WHAT IS ASKED:
Reproduce the records below in their entirety, character for character.

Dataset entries
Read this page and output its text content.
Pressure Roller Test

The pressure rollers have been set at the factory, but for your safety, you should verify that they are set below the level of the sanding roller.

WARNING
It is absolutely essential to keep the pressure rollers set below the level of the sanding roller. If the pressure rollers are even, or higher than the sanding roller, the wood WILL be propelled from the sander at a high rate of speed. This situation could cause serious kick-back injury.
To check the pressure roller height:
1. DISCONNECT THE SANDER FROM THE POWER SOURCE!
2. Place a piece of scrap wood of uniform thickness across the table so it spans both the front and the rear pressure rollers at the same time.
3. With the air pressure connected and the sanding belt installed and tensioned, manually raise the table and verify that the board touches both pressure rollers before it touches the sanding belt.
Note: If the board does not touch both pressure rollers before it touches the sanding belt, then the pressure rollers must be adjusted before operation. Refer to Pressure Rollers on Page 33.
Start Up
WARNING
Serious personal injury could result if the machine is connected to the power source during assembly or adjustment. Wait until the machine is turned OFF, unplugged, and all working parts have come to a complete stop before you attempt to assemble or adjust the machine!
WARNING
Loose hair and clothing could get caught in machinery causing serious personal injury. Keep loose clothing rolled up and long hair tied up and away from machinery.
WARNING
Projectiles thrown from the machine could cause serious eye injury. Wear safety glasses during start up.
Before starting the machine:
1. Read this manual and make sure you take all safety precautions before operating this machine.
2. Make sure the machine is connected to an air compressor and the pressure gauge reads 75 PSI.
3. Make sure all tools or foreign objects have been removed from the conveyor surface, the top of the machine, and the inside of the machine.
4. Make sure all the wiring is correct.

RESPONSE FOR THIS EXERCISE:
Read this page and output its text content.
Pressure Roller Test

The pressure rollers have been set at the factory, but for your safety, you should verify that they are set below the level of the sanding roller.

WARNING
It is absolutely essential to keep the pressure rollers set below the level of the sanding roller. If the pressure rollers are even, or higher than the sanding roller, the wood WILL be propelled from the sander at a high rate of speed. This situation could cause serious kick-back injury.
To check the pressure roller height:
1. DISCONNECT THE SANDER FROM THE POWER SOURCE!
2. Place a piece of scrap wood of uniform thickness across the table so it spans both the front and the rear pressure rollers at the same time.
3. With the air pressure connected and the sanding belt installed and tensioned, manually raise the table and verify that the board touches both pressure rollers before it touches the sanding belt.
Note: If the board does not touch both pressure rollers before it touches the sanding belt, then the pressure rollers must be adjusted before operation. Refer to Pressure Rollers on Page 33.
Start Up
WARNING
Serious personal injury could result if the machine is connected to the power source during assembly or adjustment. Wait until the machine is turned OFF, unplugged, and all working parts have come to a complete stop before you attempt to assemble or adjust the machine!
WARNING
Loose hair and clothing could get caught in machinery causing serious personal injury. Keep loose clothing rolled up and long hair tied up and away from machinery.
WARNING
Projectiles thrown from the machine could cause serious eye injury. Wear safety glasses during start up.
Before starting the machine:
1. Read this manual and make sure you take all safety precautions before operating this machine.
2. Make sure the machine is connected to an air compressor and the pressure gauge reads 75 PSI.
3. Make sure all tools or foreign objects have been removed from the conveyor surface, the top of the machine, and the inside of the machine.
4. Make sure all the wiring is correct.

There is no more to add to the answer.